Aim of the exercise: Type out all the records word for word. Any pictures are to be left out.

The data:
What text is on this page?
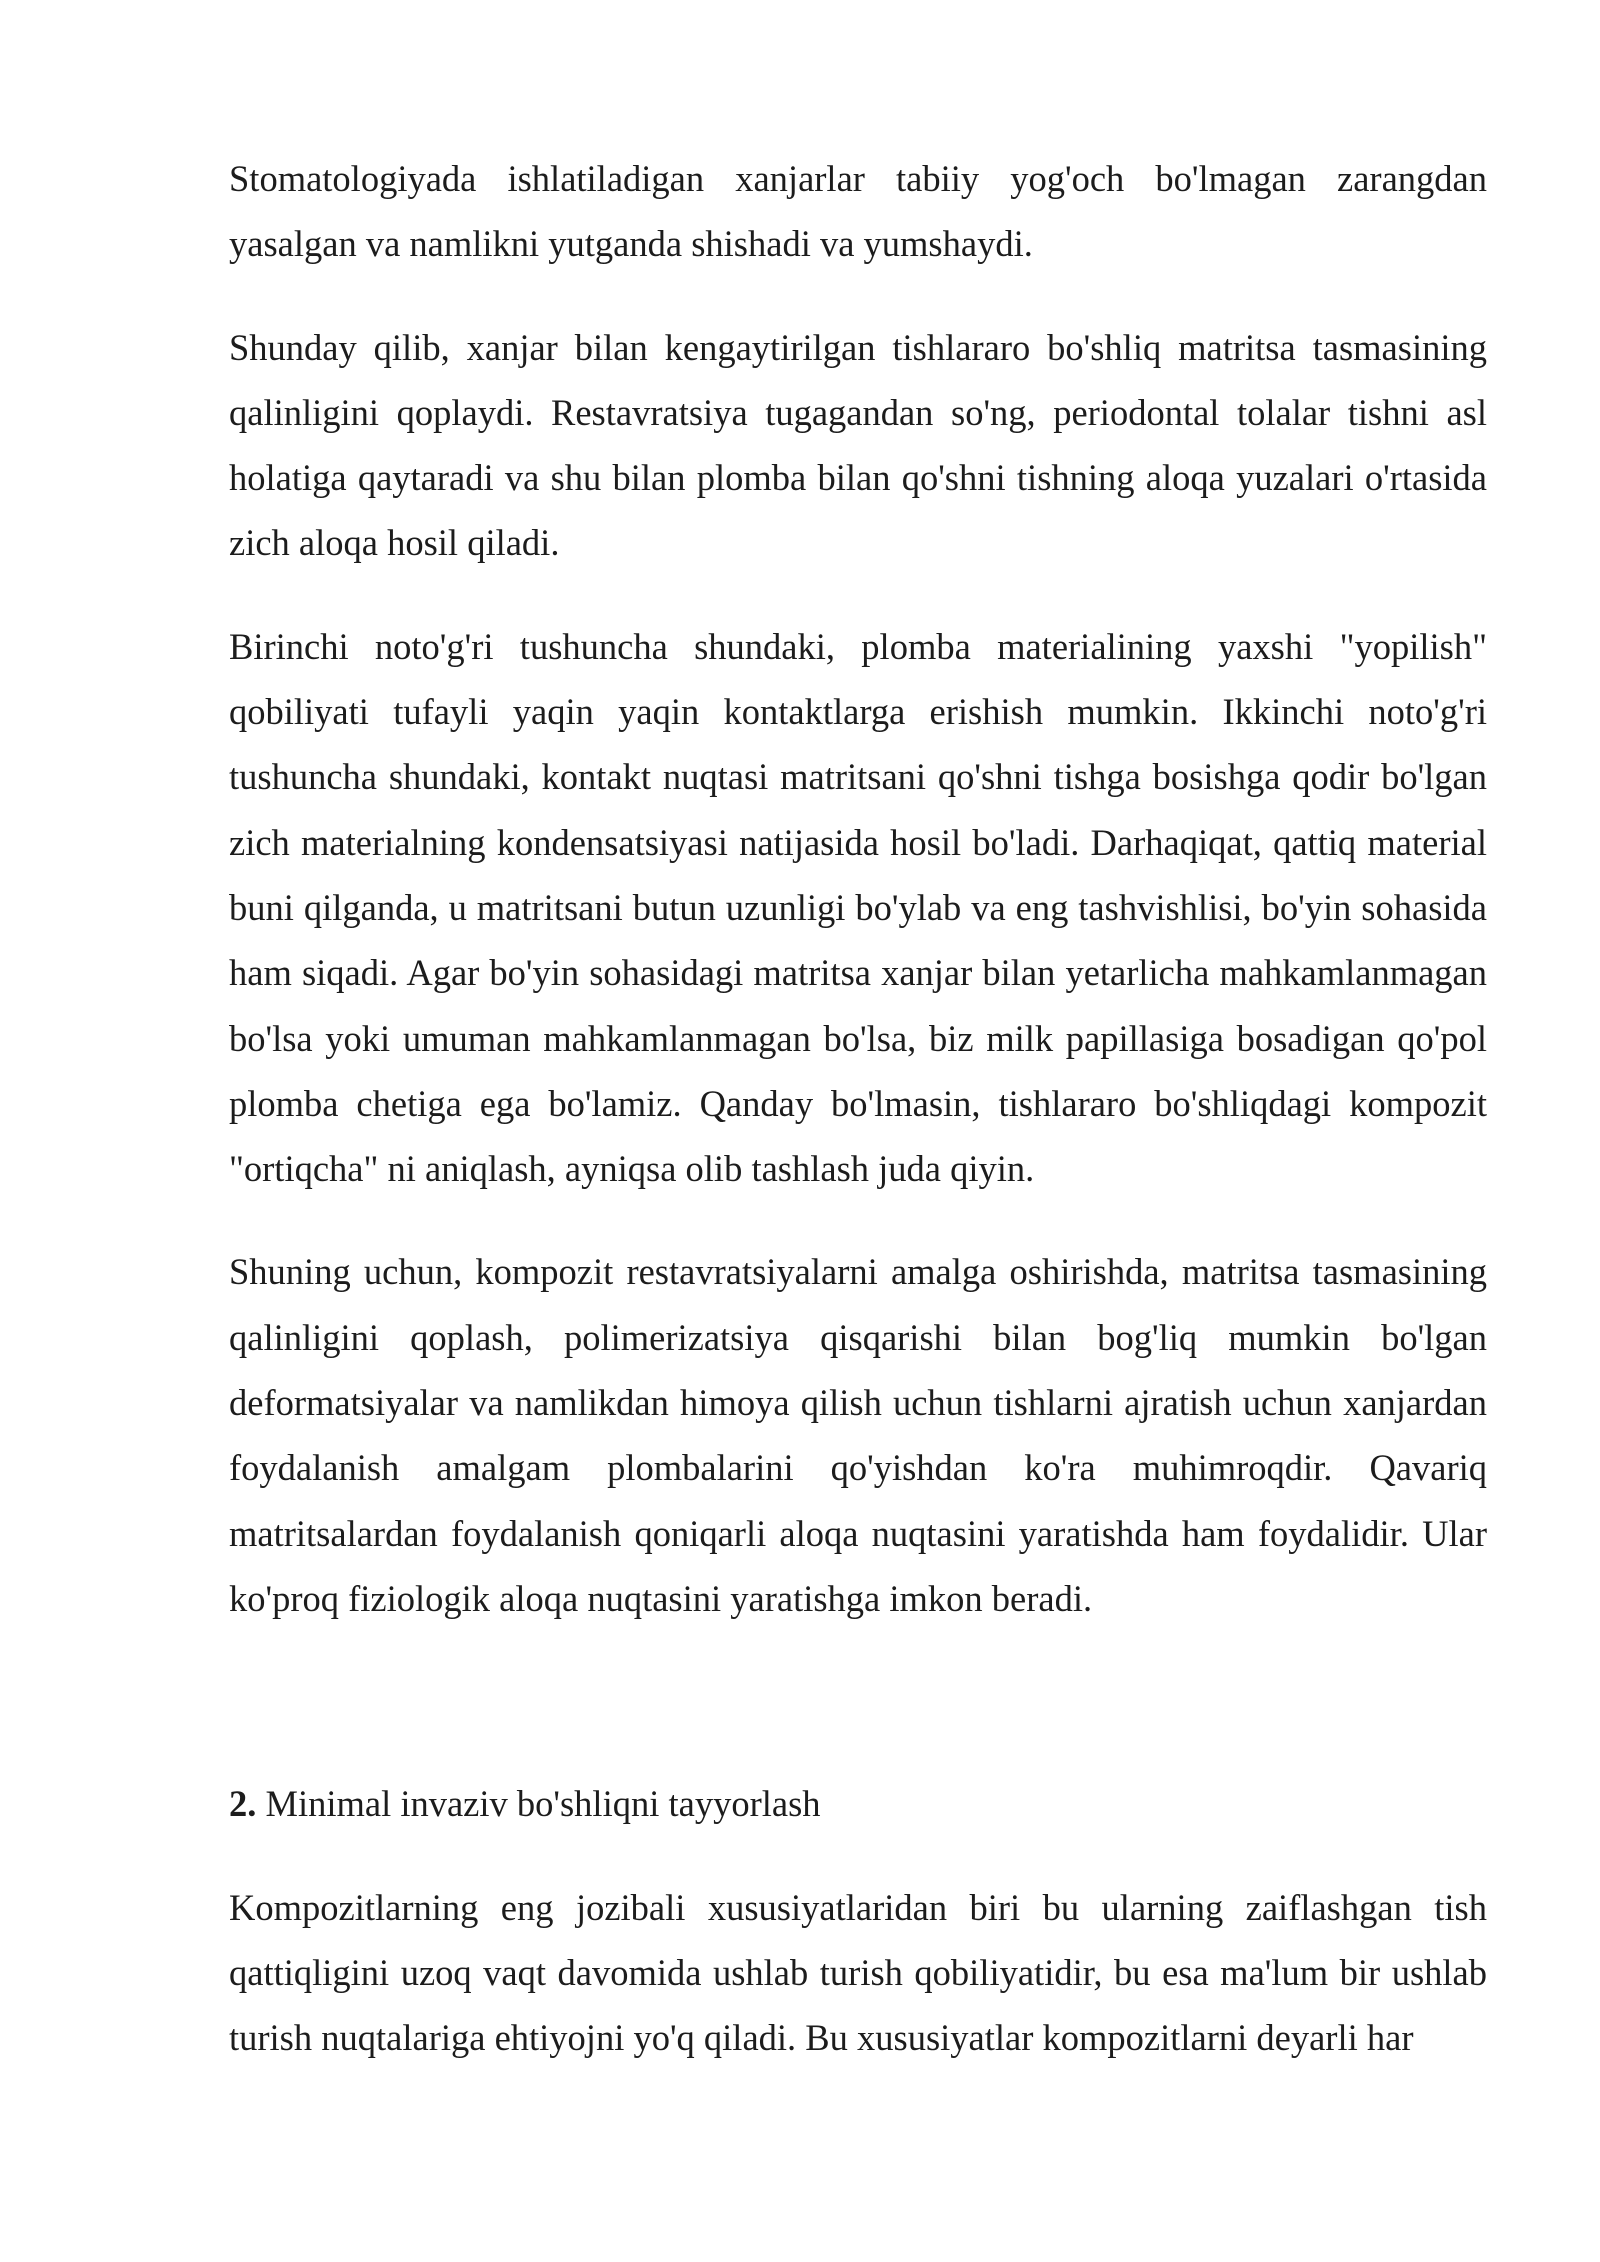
Stomatologiyada ishlatiladigan xanjarlar tabiiy yog'och bo'lmagan zarangdan yasalgan va namlikni yutganda shishadi va yumshaydi.

Shunday qilib, xanjar bilan kengaytirilgan tishlararo bo'shliq matritsa tasmasining qalinligini qoplaydi. Restavratsiya tugagandan so'ng, periodontal tolalar tishni asl holatiga qaytaradi va shu bilan plomba bilan qo'shni tishning aloqa yuzalari o'rtasida zich aloqa hosil qiladi.

Birinchi noto'g'ri tushuncha shundaki, plomba materialining yaxshi "yopilish" qobiliyati tufayli yaqin yaqin kontaktlarga erishish mumkin. Ikkinchi noto'g'ri tushuncha shundaki, kontakt nuqtasi matritsani qo'shni tishga bosishga qodir bo'lgan zich materialning kondensatsiyasi natijasida hosil bo'ladi. Darhaqiqat, qattiq material buni qilganda, u matritsani butun uzunligi bo'ylab va eng tashvishlisi, bo'yin sohasida ham siqadi. Agar bo'yin sohasidagi matritsa xanjar bilan yetarlicha mahkamlanmagan bo'lsa yoki umuman mahkamlanmagan bo'lsa, biz milk papillasiga bosadigan qo'pol plomba chetiga ega bo'lamiz. Qanday bo'lmasin, tishlararo bo'shliqdagi kompozit "ortiqcha" ni aniqlash, ayniqsa olib tashlash juda qiyin.

Shuning uchun, kompozit restavratsiyalarni amalga oshirishda, matritsa tasmasining qalinligini qoplash, polimerizatsiya qisqarishi bilan bog'liq mumkin bo'lgan deformatsiyalar va namlikdan himoya qilish uchun tishlarni ajratish uchun xanjardan foydalanish amalgam plombalarini qo'yishdan ko'ra muhimroqdir. Qavariq matritsalardan foydalanish qoniqarli aloqa nuqtasini yaratishda ham foydalidir. Ular ko'proq fiziologik aloqa nuqtasini yaratishga imkon beradi.

2. Minimal invaziv bo'shliqni tayyorlash

Kompozitlarning eng jozibali xususiyatlaridan biri bu ularning zaiflashgan tish qattiqligini uzoq vaqt davomida ushlab turish qobiliyatidir, bu esa ma'lum bir ushlab turish nuqtalariga ehtiyojni yo'q qiladi. Bu xususiyatlar kompozitlarni deyarli har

Full answer:
What text is on this page?
Stomatologiyada ishlatiladigan xanjarlar tabiiy yog'och bo'lmagan zarangdan yasalgan va namlikni yutganda shishadi va yumshaydi.

Shunday qilib, xanjar bilan kengaytirilgan tishlararo bo'shliq matritsa tasmasining qalinligini qoplaydi. Restavratsiya tugagandan so'ng, periodontal tolalar tishni asl holatiga qaytaradi va shu bilan plomba bilan qo'shni tishning aloqa yuzalari o'rtasida zich aloqa hosil qiladi.

Birinchi noto'g'ri tushuncha shundaki, plomba materialining yaxshi "yopilish" qobiliyati tufayli yaqin yaqin kontaktlarga erishish mumkin. Ikkinchi noto'g'ri tushuncha shundaki, kontakt nuqtasi matritsani qo'shni tishga bosishga qodir bo'lgan zich materialning kondensatsiyasi natijasida hosil bo'ladi. Darhaqiqat, qattiq material buni qilganda, u matritsani butun uzunligi bo'ylab va eng tashvishlisi, bo'yin sohasida ham siqadi. Agar bo'yin sohasidagi matritsa xanjar bilan yetarlicha mahkamlanmagan bo'lsa yoki umuman mahkamlanmagan bo'lsa, biz milk papillasiga bosadigan qo'pol plomba chetiga ega bo'lamiz. Qanday bo'lmasin, tishlararo bo'shliqdagi kompozit "ortiqcha" ni aniqlash, ayniqsa olib tashlash juda qiyin.

Shuning uchun, kompozit restavratsiyalarni amalga oshirishda, matritsa tasmasining qalinligini qoplash, polimerizatsiya qisqarishi bilan bog'liq mumkin bo'lgan deformatsiyalar va namlikdan himoya qilish uchun tishlarni ajratish uchun xanjardan foydalanish amalgam plombalarini qo'yishdan ko'ra muhimroqdir. Qavariq matritsalardan foydalanish qoniqarli aloqa nuqtasini yaratishda ham foydalidir. Ular ko'proq fiziologik aloqa nuqtasini yaratishga imkon beradi.

2. Minimal invaziv bo'shliqni tayyorlash

Kompozitlarning eng jozibali xususiyatlaridan biri bu ularning zaiflashgan tish qattiqligini uzoq vaqt davomida ushlab turish qobiliyatidir, bu esa ma'lum bir ushlab turish nuqtalariga ehtiyojni yo'q qiladi. Bu xususiyatlar kompozitlarni deyarli har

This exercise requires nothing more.